Supplied material:
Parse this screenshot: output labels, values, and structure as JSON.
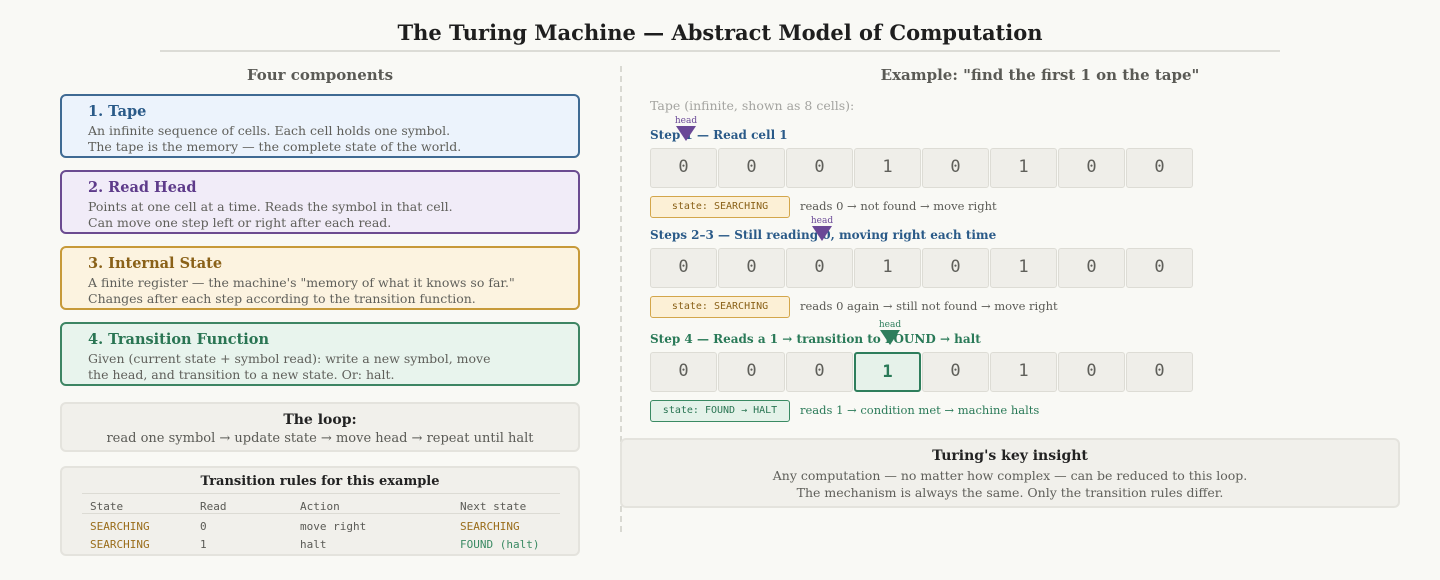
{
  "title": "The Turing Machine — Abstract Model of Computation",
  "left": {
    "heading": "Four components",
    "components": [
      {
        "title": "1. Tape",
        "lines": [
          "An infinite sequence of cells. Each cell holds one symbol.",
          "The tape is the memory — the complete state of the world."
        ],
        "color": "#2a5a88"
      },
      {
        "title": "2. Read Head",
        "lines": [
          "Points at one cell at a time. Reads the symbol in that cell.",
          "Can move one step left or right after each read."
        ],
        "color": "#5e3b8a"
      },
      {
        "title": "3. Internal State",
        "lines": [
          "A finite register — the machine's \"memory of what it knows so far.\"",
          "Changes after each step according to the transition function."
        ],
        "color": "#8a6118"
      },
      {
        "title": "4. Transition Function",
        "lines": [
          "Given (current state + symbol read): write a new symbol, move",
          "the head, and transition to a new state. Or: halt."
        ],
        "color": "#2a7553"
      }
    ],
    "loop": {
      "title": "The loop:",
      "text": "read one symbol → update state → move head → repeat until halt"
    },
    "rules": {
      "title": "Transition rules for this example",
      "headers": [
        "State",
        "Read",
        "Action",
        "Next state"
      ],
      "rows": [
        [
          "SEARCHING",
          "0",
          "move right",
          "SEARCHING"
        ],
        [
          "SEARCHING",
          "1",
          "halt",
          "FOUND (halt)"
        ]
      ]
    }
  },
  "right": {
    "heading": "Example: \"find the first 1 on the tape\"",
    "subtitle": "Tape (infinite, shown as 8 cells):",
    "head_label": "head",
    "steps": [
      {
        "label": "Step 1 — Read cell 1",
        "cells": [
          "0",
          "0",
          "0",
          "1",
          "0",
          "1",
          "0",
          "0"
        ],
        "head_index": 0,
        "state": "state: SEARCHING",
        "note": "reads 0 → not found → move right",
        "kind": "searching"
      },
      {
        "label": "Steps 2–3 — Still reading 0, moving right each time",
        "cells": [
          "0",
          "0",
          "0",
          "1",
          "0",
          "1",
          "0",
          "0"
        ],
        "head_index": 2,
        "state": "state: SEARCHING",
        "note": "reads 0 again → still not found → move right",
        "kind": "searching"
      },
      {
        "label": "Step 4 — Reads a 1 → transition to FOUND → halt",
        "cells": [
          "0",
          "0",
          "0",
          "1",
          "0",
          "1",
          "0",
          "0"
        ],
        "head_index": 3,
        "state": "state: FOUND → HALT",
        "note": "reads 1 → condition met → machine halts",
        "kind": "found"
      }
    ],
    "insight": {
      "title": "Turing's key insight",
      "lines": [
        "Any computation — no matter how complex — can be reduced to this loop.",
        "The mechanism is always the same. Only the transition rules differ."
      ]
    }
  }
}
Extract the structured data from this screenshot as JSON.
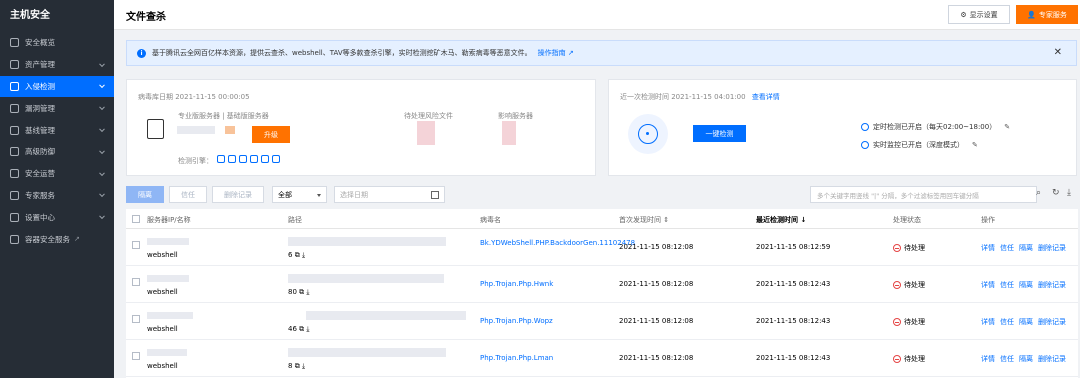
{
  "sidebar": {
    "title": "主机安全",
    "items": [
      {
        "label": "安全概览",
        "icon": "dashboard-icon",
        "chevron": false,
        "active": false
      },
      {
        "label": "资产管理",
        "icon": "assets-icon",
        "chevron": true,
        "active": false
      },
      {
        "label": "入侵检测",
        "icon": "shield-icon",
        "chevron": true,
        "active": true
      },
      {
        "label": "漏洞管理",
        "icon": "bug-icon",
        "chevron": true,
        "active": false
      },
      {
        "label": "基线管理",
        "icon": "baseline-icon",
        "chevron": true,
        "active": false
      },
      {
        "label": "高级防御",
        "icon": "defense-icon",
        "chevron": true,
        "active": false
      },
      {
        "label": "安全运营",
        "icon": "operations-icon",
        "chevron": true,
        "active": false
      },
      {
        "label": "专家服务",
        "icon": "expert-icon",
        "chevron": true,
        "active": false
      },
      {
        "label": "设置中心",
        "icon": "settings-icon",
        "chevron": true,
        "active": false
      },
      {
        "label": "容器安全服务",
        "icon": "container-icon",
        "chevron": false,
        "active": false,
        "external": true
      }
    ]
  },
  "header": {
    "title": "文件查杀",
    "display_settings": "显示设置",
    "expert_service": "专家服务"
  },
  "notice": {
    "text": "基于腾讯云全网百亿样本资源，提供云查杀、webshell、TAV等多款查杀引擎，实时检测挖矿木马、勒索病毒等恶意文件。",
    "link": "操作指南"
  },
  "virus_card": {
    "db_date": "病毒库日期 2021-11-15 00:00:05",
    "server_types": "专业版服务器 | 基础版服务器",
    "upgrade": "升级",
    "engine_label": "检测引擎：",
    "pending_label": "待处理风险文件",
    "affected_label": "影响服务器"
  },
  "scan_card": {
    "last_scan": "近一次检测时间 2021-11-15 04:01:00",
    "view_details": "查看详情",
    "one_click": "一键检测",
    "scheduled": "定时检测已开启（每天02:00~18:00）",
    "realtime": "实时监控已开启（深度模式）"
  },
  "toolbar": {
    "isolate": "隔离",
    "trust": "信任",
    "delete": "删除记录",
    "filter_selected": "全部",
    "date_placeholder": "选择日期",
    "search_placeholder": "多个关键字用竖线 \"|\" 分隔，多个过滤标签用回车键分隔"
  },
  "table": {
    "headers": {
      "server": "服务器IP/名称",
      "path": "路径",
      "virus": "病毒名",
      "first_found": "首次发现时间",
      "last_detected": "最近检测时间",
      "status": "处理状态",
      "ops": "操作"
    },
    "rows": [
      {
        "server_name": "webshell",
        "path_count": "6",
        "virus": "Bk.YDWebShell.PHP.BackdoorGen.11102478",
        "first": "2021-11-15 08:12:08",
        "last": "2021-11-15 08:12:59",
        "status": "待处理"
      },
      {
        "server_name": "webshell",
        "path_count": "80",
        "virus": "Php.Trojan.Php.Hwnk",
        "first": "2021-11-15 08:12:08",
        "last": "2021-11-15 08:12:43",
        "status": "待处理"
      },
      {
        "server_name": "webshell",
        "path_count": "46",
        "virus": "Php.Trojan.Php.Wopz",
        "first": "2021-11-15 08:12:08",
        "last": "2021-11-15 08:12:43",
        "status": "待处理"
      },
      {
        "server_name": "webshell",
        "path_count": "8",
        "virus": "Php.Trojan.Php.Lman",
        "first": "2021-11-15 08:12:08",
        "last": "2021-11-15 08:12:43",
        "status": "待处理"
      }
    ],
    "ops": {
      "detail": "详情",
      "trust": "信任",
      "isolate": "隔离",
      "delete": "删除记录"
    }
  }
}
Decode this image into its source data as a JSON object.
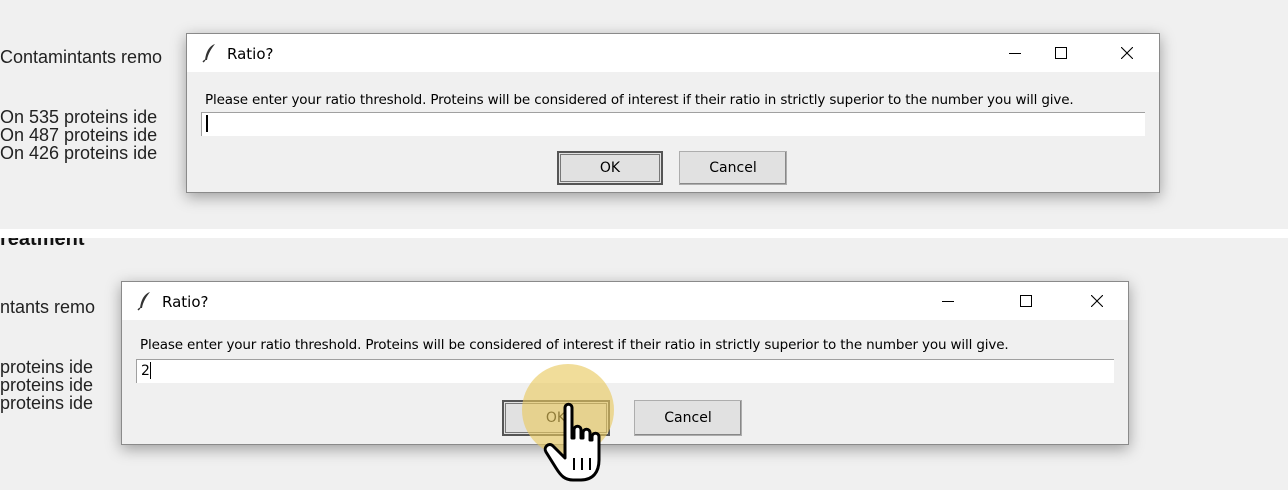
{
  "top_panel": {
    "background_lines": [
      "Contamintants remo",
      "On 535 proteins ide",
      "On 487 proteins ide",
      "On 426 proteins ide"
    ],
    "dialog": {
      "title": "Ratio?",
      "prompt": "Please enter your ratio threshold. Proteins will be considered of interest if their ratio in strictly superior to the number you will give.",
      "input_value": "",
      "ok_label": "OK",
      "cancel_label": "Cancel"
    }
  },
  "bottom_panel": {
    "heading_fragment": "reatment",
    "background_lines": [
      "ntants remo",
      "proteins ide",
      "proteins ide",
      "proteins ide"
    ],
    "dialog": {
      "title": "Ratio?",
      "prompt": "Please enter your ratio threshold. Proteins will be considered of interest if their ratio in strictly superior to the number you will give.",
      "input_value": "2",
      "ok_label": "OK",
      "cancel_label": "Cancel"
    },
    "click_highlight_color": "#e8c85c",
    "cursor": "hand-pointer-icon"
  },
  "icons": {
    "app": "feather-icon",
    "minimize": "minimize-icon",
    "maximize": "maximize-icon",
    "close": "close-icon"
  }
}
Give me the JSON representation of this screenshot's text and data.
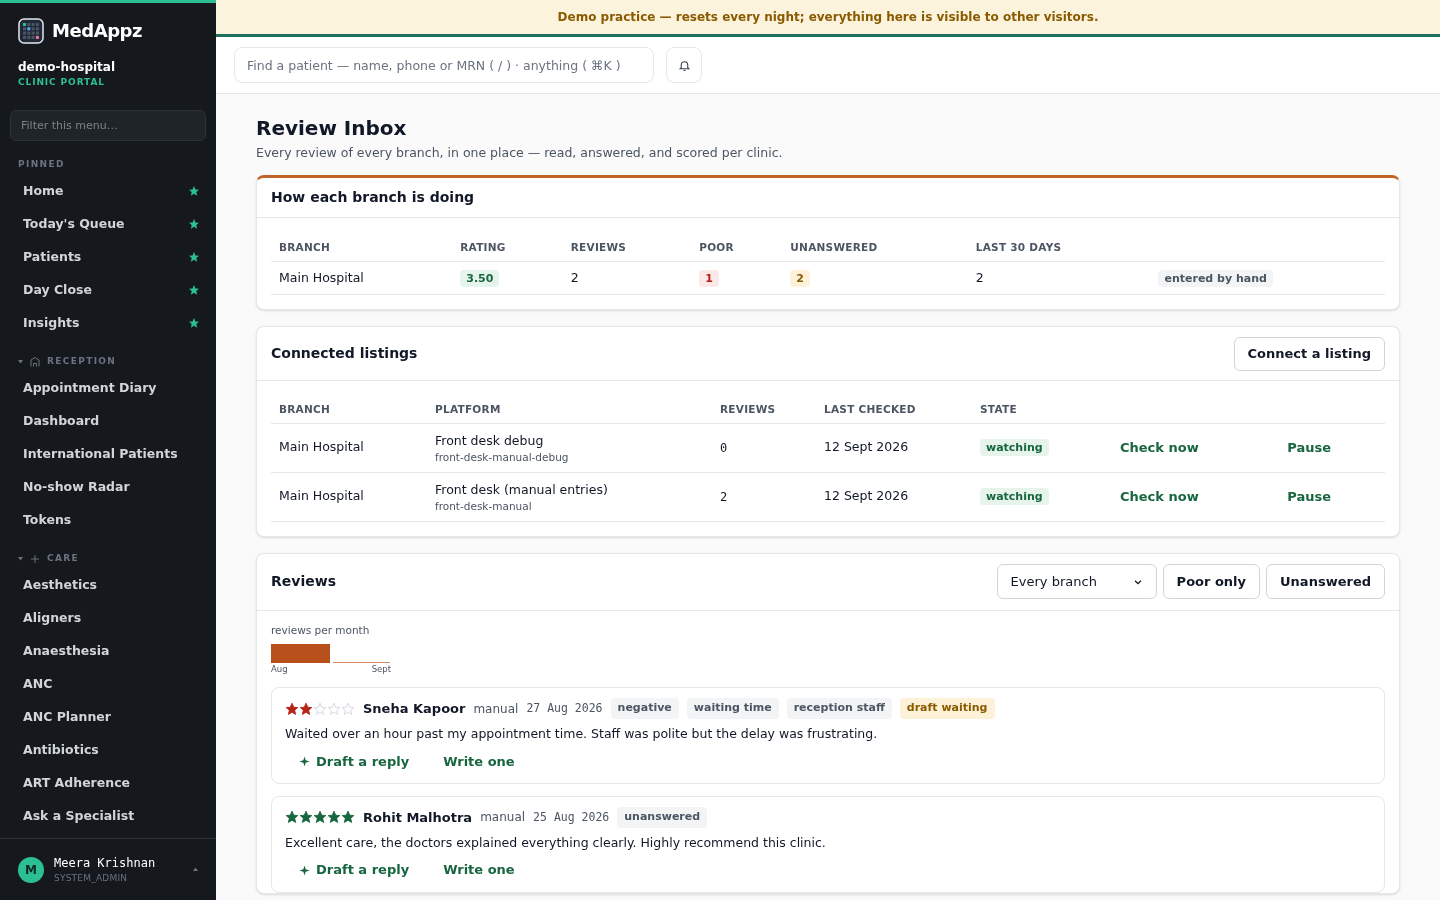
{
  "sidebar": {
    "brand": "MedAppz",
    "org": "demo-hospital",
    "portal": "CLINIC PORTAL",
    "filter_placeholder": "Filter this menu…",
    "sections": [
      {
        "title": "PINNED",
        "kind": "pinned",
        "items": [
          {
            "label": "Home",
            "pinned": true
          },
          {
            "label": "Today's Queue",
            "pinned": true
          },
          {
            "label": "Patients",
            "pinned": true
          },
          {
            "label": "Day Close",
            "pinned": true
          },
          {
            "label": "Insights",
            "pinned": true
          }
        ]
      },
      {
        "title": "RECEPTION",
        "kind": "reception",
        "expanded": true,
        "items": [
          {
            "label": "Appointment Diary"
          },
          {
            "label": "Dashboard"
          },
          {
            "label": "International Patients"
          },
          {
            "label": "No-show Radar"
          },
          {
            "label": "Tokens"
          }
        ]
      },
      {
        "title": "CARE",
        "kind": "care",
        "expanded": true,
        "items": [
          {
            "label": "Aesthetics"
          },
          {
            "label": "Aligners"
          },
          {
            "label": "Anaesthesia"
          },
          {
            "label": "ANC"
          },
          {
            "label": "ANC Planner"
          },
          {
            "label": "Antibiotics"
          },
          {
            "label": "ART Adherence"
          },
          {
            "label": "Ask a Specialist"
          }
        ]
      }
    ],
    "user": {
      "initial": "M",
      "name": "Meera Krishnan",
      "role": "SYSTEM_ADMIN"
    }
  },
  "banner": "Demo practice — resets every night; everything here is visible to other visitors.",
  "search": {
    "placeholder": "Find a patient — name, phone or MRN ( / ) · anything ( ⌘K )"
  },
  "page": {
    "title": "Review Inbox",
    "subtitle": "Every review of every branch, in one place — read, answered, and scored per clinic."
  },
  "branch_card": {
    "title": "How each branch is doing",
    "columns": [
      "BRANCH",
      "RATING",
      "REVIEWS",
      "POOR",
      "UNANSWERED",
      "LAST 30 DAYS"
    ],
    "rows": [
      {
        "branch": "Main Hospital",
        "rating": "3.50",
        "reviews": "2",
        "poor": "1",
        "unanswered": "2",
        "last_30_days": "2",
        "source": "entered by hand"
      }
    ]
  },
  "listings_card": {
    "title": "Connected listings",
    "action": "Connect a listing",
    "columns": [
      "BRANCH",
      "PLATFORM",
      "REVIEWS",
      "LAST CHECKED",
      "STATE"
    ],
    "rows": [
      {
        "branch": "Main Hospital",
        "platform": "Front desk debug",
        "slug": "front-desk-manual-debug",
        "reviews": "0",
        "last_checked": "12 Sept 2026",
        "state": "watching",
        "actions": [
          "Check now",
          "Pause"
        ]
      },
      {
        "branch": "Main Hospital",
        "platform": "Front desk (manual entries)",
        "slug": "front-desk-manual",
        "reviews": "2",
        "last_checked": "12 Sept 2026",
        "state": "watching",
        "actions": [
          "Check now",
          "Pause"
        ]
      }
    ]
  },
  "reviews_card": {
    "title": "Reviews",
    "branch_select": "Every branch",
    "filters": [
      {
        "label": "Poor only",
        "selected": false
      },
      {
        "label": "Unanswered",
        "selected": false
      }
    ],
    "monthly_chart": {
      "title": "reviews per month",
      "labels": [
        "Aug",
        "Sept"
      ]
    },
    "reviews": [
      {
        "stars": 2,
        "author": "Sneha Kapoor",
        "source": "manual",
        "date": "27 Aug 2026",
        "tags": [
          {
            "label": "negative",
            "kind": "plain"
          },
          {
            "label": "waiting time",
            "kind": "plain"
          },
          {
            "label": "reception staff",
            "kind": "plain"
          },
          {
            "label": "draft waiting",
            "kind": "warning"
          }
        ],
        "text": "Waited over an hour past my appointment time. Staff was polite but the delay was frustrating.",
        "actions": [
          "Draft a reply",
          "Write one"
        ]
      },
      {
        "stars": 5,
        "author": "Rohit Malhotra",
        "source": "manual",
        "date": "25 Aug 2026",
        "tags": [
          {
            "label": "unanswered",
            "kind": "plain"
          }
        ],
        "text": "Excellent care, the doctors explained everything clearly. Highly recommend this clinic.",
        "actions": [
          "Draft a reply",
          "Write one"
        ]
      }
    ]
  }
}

How to complete this task: Scan the data above and report each line in which "after" is present.

Solution:
          "Can move one step left or right after each read."
          "Changes after each step according to the transition function."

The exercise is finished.